Return all of the lines below exactly as they are.
** Begin GIVEN ENTRIES **
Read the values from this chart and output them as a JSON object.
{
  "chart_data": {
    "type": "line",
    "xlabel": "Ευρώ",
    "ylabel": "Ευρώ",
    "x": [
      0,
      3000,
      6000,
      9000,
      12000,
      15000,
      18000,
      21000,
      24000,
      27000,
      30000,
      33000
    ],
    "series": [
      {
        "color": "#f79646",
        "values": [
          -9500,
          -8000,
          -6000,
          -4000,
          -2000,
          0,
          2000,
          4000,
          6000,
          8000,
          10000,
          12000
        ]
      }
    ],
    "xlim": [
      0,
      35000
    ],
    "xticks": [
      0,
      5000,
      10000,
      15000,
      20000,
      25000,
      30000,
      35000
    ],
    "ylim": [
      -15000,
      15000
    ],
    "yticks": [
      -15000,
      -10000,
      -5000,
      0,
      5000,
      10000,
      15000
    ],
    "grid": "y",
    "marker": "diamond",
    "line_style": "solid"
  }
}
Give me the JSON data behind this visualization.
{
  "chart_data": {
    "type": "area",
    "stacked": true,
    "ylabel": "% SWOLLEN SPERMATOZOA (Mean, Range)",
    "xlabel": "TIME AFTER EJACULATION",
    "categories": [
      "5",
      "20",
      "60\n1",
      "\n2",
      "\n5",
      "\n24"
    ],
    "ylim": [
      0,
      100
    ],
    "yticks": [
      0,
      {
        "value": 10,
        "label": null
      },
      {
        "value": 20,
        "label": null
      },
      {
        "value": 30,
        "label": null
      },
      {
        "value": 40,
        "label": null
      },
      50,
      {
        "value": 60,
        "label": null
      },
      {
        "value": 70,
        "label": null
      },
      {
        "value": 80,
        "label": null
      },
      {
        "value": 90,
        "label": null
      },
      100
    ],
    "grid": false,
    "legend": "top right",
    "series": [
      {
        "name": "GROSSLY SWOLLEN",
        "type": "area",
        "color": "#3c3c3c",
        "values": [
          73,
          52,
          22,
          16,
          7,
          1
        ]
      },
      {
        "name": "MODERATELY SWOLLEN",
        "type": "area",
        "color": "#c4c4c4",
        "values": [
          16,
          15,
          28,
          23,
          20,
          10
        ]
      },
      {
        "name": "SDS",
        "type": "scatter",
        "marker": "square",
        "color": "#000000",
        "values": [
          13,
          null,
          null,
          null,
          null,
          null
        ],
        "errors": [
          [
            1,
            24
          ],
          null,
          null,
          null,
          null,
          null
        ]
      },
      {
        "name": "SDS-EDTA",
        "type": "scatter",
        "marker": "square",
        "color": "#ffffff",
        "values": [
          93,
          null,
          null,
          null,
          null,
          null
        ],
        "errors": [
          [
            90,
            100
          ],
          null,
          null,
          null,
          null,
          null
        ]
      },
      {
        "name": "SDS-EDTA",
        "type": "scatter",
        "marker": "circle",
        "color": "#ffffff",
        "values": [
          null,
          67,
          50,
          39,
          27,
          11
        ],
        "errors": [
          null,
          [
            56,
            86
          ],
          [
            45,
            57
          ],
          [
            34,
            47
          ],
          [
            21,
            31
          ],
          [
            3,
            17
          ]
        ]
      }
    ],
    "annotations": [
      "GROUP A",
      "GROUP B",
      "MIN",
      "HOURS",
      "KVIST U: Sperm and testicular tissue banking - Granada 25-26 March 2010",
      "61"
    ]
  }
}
** End GIVEN ENTRIES **
### EXERCISE OUTPUT:
Read the values from this chart and output them as a JSON object.
{
  "chart_data": {
    "type": "line",
    "xlabel": "Ευρώ",
    "ylabel": "Ευρώ",
    "x": [
      0,
      3000,
      6000,
      9000,
      12000,
      15000,
      18000,
      21000,
      24000,
      27000,
      30000,
      33000
    ],
    "series": [
      {
        "color": "#f79646",
        "values": [
          -9500,
          -8000,
          -6000,
          -4000,
          -2000,
          0,
          2000,
          4000,
          6000,
          8000,
          10000,
          12000
        ]
      }
    ],
    "xlim": [
      0,
      35000
    ],
    "xticks": [
      0,
      5000,
      10000,
      15000,
      20000,
      25000,
      30000,
      35000
    ],
    "ylim": [
      -15000,
      15000
    ],
    "yticks": [
      -15000,
      -10000,
      -5000,
      0,
      5000,
      10000,
      15000
    ],
    "grid": "y",
    "marker": "diamond",
    "line_style": "solid"
  }
}
Give me the JSON data behind this visualization.
{
  "chart_data": {
    "type": "area",
    "stacked": true,
    "ylabel": "% SWOLLEN SPERMATOZOA (Mean, Range)",
    "xlabel": "TIME AFTER EJACULATION",
    "categories": [
      "5",
      "20",
      "60\n1",
      "\n2",
      "\n5",
      "\n24"
    ],
    "ylim": [
      0,
      100
    ],
    "yticks": [
      0,
      {
        "value": 10,
        "label": null
      },
      {
        "value": 20,
        "label": null
      },
      {
        "value": 30,
        "label": null
      },
      {
        "value": 40,
        "label": null
      },
      50,
      {
        "value": 60,
        "label": null
      },
      {
        "value": 70,
        "label": null
      },
      {
        "value": 80,
        "label": null
      },
      {
        "value": 90,
        "label": null
      },
      100
    ],
    "grid": false,
    "legend": "top right",
    "series": [
      {
        "name": "GROSSLY SWOLLEN",
        "type": "area",
        "color": "#3c3c3c",
        "values": [
          73,
          52,
          22,
          16,
          7,
          1
        ]
      },
      {
        "name": "MODERATELY SWOLLEN",
        "type": "area",
        "color": "#c4c4c4",
        "values": [
          16,
          15,
          28,
          23,
          20,
          10
        ]
      },
      {
        "name": "SDS",
        "type": "scatter",
        "marker": "square",
        "color": "#000000",
        "values": [
          13,
          null,
          null,
          null,
          null,
          null
        ],
        "errors": [
          [
            1,
            24
          ],
          null,
          null,
          null,
          null,
          null
        ]
      },
      {
        "name": "SDS-EDTA",
        "type": "scatter",
        "marker": "square",
        "color": "#ffffff",
        "values": [
          93,
          null,
          null,
          null,
          null,
          null
        ],
        "errors": [
          [
            90,
            100
          ],
          null,
          null,
          null,
          null,
          null
        ]
      },
      {
        "name": "SDS-EDTA",
        "type": "scatter",
        "marker": "circle",
        "color": "#ffffff",
        "values": [
          null,
          67,
          50,
          39,
          27,
          11
        ],
        "errors": [
          null,
          [
            56,
            86
          ],
          [
            45,
            57
          ],
          [
            34,
            47
          ],
          [
            21,
            31
          ],
          [
            3,
            17
          ]
        ]
      }
    ],
    "annotations": [
      "GROUP A",
      "GROUP B",
      "MIN",
      "HOURS",
      "KVIST U: Sperm and testicular tissue banking - Granada 25-26 March 2010",
      "61"
    ]
  }
}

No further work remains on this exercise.